**Problem requirements**. Report how many lines include the word "mois", and nothing besides that number.

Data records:
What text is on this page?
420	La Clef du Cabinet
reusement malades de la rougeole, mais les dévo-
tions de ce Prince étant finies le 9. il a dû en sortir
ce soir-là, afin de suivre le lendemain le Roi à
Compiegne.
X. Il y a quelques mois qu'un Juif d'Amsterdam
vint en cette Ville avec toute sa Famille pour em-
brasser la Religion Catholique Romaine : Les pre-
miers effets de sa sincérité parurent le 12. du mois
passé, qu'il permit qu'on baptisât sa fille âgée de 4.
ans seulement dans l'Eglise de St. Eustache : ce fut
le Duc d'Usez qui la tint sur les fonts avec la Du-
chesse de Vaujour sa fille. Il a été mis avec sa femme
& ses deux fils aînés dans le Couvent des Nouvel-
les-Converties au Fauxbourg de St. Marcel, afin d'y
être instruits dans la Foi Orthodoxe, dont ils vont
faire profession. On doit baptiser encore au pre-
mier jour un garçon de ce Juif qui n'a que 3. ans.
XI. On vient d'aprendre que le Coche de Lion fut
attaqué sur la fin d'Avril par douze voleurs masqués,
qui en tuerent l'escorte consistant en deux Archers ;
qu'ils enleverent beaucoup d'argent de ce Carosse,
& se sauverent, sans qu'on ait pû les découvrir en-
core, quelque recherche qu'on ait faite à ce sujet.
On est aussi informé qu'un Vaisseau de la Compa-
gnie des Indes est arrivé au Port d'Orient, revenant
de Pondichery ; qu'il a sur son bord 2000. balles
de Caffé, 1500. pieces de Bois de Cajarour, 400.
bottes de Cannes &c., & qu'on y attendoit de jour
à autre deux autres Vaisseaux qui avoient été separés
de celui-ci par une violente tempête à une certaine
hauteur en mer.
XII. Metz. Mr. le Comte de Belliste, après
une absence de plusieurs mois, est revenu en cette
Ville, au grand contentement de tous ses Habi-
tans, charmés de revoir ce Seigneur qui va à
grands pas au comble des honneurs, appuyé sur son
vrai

**Solution to this exercise**. 3